**Work to complete:** Below are records. Copy every line with "needed" in it.

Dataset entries
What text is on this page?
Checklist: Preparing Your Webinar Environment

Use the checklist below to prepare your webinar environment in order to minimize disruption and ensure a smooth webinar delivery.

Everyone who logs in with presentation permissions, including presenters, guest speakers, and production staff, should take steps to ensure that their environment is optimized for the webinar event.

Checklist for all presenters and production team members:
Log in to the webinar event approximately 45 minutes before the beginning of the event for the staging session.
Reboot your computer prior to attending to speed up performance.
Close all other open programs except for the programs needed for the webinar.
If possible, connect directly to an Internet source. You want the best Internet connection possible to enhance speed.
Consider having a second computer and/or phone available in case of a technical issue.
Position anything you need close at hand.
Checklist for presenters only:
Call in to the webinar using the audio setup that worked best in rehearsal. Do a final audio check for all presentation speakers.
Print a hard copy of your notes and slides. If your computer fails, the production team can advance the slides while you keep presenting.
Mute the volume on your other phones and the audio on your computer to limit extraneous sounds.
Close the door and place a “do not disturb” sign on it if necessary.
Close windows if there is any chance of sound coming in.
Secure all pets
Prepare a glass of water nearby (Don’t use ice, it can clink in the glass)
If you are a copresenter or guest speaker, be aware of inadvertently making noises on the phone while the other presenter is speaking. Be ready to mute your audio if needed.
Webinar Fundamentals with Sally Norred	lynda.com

**Final answer:**
Close all other open programs except for the programs needed for the webinar.
If you are a copresenter or guest speaker, be aware of inadvertently making noises on the phone while the other presenter is speaking. Be ready to mute your audio if needed.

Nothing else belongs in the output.